(Layout element annotations)
++++++++++

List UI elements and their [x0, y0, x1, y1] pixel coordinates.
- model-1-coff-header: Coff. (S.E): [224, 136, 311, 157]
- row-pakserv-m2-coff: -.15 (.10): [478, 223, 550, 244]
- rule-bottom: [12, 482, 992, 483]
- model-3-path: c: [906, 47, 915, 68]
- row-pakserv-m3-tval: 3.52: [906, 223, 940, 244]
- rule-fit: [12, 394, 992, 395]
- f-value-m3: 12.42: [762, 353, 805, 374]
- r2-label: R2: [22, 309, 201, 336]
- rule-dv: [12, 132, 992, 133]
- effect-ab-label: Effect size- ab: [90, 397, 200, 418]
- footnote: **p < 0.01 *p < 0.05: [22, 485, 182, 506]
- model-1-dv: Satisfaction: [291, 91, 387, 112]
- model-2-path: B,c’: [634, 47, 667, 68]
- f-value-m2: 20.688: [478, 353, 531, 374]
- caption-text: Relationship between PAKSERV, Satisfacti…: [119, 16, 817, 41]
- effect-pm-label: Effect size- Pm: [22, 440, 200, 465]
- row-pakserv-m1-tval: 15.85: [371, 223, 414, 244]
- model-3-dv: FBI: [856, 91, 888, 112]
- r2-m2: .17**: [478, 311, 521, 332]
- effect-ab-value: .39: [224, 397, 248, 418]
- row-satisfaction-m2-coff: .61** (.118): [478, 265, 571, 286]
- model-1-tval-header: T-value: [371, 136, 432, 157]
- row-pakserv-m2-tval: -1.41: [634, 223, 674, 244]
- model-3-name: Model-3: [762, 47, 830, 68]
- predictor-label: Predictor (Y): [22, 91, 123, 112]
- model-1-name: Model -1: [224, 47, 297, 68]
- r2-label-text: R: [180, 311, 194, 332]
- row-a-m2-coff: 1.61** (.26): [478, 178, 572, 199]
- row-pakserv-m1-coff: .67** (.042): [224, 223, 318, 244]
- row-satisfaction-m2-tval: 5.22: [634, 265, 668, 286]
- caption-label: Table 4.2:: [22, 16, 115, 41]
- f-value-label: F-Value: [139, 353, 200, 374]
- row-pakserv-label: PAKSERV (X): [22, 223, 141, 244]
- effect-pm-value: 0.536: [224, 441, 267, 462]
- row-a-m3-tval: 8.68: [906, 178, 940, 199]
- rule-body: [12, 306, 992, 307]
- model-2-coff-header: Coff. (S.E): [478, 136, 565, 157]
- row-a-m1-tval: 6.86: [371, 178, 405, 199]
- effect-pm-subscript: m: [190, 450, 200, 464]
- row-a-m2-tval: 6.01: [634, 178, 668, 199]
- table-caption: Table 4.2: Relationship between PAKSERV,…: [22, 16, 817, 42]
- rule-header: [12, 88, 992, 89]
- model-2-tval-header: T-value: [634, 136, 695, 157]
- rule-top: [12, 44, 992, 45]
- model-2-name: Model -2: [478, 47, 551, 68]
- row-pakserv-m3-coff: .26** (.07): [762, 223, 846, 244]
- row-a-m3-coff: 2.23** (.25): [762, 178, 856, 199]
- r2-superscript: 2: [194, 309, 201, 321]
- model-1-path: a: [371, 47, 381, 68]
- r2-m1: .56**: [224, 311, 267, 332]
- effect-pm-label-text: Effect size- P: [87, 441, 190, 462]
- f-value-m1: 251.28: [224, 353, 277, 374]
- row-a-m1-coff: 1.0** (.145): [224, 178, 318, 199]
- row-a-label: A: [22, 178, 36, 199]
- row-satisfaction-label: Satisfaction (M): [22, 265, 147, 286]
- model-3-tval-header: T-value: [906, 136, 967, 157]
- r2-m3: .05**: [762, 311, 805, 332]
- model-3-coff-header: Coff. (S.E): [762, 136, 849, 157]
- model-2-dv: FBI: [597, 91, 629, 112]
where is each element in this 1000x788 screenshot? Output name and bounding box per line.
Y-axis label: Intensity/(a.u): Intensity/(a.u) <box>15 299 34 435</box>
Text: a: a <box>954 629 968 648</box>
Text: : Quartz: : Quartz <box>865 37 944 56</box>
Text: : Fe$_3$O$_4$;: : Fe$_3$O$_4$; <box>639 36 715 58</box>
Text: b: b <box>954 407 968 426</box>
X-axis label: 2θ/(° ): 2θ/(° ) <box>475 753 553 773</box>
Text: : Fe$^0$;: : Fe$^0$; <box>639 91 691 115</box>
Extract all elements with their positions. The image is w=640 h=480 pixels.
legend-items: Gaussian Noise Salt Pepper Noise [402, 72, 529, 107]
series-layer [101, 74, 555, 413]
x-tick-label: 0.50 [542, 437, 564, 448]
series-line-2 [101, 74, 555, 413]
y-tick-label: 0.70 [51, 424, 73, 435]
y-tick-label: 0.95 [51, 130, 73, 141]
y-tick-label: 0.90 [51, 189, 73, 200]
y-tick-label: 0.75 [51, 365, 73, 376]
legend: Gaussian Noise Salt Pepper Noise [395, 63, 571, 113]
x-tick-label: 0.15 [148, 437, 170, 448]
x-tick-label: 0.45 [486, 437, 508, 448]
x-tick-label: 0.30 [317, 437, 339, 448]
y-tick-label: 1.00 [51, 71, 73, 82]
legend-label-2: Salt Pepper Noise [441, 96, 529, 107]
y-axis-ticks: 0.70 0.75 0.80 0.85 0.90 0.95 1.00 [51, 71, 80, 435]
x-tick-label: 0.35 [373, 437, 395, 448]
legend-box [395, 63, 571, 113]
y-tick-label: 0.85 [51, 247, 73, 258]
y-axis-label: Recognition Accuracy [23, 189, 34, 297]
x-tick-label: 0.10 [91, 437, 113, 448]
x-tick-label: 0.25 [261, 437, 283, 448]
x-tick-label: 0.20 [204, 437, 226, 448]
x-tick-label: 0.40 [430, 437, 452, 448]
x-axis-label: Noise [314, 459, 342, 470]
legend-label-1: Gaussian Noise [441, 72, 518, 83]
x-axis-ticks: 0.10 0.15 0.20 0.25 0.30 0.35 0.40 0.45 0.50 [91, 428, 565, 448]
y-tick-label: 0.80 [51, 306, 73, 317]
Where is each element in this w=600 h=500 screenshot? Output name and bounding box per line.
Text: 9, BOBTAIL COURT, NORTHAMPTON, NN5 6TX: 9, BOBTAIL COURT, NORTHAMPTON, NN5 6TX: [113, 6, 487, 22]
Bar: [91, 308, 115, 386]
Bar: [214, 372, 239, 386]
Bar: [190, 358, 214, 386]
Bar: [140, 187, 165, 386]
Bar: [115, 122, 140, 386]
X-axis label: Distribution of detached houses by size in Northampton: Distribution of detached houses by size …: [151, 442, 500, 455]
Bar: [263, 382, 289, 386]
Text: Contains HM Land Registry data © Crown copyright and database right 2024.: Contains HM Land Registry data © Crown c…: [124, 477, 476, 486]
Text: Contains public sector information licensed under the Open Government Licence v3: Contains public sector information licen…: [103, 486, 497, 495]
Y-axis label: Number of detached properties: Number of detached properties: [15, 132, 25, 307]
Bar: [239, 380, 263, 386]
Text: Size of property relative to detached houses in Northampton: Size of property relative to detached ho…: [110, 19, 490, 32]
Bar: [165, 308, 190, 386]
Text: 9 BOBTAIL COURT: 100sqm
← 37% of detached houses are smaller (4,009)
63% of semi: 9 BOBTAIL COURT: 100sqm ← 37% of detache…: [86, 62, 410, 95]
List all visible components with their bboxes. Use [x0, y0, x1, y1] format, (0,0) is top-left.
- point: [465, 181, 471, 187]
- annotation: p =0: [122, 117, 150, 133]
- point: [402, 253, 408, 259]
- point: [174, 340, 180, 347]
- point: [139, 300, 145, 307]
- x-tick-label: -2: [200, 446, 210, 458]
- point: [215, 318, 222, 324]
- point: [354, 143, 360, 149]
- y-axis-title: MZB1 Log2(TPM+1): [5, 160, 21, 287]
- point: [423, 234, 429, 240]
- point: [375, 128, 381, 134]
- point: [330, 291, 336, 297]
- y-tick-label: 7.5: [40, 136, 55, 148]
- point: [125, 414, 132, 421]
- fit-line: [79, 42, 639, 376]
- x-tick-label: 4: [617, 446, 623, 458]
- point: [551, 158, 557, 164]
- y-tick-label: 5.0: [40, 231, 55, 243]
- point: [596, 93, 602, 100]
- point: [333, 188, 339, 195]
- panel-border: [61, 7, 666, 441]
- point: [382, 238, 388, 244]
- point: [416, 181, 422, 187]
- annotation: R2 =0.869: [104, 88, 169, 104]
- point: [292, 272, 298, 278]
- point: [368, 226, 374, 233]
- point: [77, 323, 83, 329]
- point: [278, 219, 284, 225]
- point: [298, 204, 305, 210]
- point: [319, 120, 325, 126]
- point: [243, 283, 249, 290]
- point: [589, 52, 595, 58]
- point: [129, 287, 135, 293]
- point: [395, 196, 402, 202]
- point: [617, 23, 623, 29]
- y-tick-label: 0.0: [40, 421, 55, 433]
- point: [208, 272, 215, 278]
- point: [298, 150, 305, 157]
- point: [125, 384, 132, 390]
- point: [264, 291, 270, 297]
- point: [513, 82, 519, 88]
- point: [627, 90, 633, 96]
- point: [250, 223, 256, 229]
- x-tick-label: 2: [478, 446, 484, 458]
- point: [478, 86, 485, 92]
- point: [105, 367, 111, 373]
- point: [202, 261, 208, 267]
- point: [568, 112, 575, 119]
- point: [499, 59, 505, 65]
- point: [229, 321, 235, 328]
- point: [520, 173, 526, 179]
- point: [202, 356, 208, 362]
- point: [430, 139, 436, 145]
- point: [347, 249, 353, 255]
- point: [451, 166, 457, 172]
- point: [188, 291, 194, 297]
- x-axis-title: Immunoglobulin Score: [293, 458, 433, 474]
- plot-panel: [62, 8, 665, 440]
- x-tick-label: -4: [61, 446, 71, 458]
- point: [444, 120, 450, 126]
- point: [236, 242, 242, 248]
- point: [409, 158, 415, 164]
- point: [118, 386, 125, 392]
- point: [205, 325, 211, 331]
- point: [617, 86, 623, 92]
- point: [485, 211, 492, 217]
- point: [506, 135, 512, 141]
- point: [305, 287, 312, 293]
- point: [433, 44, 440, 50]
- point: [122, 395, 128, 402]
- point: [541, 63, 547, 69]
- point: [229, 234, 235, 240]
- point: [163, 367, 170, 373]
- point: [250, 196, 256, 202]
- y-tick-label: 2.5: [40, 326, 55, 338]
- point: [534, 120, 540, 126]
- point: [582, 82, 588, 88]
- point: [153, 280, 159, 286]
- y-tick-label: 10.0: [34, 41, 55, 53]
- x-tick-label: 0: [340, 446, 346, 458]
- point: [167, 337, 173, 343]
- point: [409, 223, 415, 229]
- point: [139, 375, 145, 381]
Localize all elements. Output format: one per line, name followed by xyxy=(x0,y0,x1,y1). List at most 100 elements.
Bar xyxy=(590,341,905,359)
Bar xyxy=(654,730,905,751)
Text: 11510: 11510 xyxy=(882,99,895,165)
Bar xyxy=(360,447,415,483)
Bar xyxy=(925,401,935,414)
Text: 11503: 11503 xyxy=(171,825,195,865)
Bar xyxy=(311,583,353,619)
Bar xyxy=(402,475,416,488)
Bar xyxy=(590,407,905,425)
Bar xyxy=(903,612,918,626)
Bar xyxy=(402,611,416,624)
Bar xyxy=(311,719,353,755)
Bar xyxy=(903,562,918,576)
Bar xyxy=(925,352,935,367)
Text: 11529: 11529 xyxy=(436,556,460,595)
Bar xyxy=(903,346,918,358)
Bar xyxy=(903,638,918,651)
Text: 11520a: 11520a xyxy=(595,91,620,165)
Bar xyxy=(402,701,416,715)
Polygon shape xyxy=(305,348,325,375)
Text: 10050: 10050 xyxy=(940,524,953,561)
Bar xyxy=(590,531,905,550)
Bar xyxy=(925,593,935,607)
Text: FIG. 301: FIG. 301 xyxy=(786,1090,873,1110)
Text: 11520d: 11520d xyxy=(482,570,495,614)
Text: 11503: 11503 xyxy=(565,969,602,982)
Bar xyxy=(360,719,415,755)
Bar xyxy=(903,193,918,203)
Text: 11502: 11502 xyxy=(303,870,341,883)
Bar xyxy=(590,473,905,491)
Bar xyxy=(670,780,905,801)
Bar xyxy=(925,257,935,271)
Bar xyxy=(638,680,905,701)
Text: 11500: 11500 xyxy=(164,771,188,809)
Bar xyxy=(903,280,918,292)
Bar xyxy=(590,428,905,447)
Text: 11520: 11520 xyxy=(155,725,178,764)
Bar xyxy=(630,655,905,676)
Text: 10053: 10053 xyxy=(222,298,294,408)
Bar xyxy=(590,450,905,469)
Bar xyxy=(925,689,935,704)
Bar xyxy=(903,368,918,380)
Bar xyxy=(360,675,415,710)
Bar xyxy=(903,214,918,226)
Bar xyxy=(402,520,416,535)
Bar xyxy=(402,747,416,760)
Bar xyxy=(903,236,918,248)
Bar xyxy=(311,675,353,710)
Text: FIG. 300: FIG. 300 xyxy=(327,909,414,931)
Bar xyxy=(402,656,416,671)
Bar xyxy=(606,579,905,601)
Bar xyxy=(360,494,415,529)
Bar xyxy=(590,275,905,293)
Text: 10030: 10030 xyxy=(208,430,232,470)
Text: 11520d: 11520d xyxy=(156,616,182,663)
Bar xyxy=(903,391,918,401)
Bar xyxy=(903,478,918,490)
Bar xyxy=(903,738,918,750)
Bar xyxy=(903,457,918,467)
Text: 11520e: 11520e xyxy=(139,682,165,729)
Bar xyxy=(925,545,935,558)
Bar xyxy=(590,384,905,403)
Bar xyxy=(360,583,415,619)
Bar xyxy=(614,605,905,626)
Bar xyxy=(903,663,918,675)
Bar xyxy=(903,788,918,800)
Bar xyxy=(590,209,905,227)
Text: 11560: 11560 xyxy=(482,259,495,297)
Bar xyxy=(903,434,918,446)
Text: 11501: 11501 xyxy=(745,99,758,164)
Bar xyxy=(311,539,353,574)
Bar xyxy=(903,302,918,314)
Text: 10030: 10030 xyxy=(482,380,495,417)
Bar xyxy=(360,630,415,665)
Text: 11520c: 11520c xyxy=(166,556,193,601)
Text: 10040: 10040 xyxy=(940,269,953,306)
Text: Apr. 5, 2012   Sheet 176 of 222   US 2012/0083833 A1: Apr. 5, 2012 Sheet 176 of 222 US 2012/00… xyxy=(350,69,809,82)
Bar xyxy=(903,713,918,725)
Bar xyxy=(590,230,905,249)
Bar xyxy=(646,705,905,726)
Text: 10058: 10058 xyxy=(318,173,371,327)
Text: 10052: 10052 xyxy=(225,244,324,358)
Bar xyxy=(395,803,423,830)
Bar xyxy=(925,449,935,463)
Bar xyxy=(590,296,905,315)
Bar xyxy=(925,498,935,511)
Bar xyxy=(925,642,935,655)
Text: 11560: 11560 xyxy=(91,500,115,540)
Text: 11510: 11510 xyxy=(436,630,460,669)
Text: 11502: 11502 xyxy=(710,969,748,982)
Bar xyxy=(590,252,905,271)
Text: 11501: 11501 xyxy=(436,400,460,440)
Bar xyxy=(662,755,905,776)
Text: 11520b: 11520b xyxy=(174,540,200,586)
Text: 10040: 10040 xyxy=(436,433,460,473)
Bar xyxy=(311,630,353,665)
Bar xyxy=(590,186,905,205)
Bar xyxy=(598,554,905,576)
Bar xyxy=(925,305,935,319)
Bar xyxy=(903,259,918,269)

++++++++++

WHAT THE EXERCISE ASKS: Copy the listing above word for word, starting at its very first line and continuing through the line containing "- row-pakserv-label: PAKSERV", with both ends included.

SOLUTION TO THE PROBLEM:
List UI elements and their [x0, y0, x1, y1] pixel coordinates.
- model-1-coff-header: Coff. (S.E): [224, 136, 311, 157]
- row-pakserv-m2-coff: -.15 (.10): [478, 223, 550, 244]
- rule-bottom: [12, 482, 992, 483]
- model-3-path: c: [906, 47, 915, 68]
- row-pakserv-m3-tval: 3.52: [906, 223, 940, 244]
- rule-fit: [12, 394, 992, 395]
- f-value-m3: 12.42: [762, 353, 805, 374]
- r2-label: R2: [22, 309, 201, 336]
- rule-dv: [12, 132, 992, 133]
- effect-ab-label: Effect size- ab: [90, 397, 200, 418]
- footnote: **p < 0.01 *p < 0.05: [22, 485, 182, 506]
- model-1-dv: Satisfaction: [291, 91, 387, 112]
- model-2-path: B,c’: [634, 47, 667, 68]
- f-value-m2: 20.688: [478, 353, 531, 374]
- caption-text: Relationship between PAKSERV, Satisfacti…: [119, 16, 817, 41]
- effect-pm-label: Effect size- Pm: [22, 440, 200, 465]
- row-pakserv-m1-tval: 15.85: [371, 223, 414, 244]
- model-3-dv: FBI: [856, 91, 888, 112]
- r2-m2: .17**: [478, 311, 521, 332]
- effect-ab-value: .39: [224, 397, 248, 418]
- row-satisfaction-m2-coff: .61** (.118): [478, 265, 571, 286]
- model-1-tval-header: T-value: [371, 136, 432, 157]
- row-pakserv-m2-tval: -1.41: [634, 223, 674, 244]
- model-3-name: Model-3: [762, 47, 830, 68]
- predictor-label: Predictor (Y): [22, 91, 123, 112]
- model-1-name: Model -1: [224, 47, 297, 68]
- r2-label-text: R: [180, 311, 194, 332]
- row-a-m2-coff: 1.61** (.26): [478, 178, 572, 199]
- row-pakserv-m1-coff: .67** (.042): [224, 223, 318, 244]
- row-satisfaction-m2-tval: 5.22: [634, 265, 668, 286]
- caption-label: Table 4.2:: [22, 16, 115, 41]
- f-value-label: F-Value: [139, 353, 200, 374]
- row-pakserv-label: PAKSERV (X): [22, 223, 141, 244]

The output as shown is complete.